REQUIRED WORK
Return only the number of lines holding the word "Output".

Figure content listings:
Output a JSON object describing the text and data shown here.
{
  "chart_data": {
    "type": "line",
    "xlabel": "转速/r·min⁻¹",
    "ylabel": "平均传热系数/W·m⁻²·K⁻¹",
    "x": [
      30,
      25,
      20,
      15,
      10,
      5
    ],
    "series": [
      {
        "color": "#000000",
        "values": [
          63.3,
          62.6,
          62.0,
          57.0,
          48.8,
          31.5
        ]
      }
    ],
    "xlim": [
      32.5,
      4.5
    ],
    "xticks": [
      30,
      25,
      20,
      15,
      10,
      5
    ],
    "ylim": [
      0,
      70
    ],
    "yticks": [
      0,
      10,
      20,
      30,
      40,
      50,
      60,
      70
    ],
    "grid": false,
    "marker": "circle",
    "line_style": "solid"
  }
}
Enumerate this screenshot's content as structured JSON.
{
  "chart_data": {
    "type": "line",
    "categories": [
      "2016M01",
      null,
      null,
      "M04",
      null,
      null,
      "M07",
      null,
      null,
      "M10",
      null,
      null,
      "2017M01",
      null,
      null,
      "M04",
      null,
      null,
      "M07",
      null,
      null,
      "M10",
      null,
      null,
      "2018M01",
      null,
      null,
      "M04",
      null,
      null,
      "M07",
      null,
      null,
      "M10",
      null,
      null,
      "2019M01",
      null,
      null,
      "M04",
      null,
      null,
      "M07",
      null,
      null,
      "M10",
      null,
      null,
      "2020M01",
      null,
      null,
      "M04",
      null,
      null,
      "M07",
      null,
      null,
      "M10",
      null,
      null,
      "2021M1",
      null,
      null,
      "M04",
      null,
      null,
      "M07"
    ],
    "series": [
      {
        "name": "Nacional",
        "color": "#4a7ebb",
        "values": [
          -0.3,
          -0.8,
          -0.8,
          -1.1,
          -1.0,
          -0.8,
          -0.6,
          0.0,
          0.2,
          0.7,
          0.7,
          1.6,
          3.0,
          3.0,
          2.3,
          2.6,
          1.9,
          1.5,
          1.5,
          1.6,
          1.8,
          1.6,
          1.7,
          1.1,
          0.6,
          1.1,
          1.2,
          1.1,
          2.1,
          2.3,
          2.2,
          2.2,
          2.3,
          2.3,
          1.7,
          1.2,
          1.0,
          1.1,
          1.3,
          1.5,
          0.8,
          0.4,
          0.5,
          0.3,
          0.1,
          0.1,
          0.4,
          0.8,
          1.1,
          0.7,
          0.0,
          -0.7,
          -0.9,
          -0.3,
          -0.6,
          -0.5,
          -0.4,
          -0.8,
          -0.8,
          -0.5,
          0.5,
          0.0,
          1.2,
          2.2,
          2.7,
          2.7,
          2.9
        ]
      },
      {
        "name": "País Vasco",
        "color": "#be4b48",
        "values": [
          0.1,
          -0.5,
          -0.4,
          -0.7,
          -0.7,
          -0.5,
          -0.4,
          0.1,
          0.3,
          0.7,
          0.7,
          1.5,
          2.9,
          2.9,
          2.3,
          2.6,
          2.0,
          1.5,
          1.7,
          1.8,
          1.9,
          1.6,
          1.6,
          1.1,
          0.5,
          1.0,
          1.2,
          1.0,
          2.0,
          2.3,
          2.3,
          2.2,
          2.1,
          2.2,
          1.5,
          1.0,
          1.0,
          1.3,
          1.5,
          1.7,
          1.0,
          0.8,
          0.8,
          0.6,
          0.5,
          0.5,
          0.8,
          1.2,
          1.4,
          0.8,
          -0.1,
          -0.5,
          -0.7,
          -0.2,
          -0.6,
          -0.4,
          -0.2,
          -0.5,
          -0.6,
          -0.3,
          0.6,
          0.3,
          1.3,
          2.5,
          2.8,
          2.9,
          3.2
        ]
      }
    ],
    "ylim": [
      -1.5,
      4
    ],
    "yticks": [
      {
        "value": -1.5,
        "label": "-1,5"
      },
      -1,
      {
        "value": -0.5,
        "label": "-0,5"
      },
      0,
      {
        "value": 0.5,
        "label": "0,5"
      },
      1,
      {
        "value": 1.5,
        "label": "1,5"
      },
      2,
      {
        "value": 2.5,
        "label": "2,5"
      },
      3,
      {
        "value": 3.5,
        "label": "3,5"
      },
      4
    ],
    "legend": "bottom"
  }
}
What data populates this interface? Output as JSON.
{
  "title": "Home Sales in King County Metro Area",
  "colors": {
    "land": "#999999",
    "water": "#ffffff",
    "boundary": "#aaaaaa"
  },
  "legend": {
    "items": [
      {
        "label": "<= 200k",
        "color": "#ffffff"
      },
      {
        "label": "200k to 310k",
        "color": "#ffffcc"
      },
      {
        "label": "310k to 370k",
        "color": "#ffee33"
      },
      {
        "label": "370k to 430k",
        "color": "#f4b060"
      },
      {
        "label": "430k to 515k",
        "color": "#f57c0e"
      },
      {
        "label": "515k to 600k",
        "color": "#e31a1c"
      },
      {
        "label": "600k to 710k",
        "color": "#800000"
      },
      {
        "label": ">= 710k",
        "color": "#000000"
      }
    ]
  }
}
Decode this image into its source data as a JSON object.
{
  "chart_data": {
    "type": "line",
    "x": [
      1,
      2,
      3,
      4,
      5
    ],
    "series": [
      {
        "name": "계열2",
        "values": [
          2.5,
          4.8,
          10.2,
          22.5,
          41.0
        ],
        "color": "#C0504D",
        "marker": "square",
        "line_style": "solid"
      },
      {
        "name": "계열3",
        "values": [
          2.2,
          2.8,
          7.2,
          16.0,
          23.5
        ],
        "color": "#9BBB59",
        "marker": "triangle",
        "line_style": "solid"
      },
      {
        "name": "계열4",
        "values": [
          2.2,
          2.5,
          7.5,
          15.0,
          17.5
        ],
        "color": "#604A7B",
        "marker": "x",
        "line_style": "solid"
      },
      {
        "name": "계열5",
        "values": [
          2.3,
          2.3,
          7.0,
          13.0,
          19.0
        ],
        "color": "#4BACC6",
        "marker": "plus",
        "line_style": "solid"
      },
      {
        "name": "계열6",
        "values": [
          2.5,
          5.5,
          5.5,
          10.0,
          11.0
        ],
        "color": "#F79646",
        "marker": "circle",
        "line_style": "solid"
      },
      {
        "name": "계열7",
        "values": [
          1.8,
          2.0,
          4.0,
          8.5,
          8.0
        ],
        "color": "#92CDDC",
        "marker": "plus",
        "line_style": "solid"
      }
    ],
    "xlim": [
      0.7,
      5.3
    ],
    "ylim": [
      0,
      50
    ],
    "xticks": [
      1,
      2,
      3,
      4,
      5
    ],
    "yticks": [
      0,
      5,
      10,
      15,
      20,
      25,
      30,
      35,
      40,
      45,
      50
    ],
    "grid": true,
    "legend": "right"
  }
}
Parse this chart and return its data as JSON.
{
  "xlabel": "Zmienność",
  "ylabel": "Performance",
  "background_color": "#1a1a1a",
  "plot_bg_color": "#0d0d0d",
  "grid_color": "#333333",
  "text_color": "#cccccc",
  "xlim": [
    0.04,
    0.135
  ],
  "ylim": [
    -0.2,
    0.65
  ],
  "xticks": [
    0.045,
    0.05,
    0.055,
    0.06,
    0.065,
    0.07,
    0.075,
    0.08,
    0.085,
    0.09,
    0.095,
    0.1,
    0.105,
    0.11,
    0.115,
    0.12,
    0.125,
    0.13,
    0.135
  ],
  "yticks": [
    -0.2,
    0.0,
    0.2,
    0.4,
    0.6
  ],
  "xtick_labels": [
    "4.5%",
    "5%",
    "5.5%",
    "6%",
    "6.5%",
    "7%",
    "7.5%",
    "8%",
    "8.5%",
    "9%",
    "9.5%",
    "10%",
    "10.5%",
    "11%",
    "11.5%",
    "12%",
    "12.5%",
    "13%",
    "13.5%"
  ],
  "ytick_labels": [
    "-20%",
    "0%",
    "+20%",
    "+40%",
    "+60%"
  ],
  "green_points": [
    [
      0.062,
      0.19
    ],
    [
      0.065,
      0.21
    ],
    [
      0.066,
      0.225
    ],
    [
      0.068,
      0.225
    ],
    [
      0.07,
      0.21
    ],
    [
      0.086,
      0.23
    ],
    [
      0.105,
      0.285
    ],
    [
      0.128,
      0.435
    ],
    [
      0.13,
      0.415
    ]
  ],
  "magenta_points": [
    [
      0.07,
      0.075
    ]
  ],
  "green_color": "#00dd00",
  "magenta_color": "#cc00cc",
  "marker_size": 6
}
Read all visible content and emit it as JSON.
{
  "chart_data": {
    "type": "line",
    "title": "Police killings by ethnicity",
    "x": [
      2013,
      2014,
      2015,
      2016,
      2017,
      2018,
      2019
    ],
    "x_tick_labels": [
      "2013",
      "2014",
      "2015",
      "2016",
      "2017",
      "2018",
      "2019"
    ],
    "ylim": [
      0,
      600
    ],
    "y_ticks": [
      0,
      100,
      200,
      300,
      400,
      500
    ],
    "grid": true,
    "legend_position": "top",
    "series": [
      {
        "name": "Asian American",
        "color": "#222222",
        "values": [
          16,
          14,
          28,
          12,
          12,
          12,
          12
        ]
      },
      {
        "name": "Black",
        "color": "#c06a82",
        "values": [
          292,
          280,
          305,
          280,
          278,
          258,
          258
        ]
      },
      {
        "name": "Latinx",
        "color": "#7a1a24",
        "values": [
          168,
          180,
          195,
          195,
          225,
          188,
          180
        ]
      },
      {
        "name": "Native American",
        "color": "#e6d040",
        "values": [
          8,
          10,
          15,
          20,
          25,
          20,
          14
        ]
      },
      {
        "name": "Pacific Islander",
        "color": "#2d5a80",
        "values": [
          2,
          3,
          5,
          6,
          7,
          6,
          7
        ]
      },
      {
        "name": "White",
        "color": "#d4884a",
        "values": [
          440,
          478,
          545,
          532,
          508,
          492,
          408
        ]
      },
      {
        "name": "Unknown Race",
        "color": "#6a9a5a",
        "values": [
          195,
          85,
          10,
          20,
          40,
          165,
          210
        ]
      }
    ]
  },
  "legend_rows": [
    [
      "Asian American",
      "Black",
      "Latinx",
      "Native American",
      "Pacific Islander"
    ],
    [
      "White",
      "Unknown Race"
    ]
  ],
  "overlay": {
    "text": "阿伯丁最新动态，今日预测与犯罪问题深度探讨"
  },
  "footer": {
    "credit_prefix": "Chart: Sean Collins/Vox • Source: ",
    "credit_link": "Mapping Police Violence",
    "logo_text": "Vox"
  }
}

FINAL RESULT
2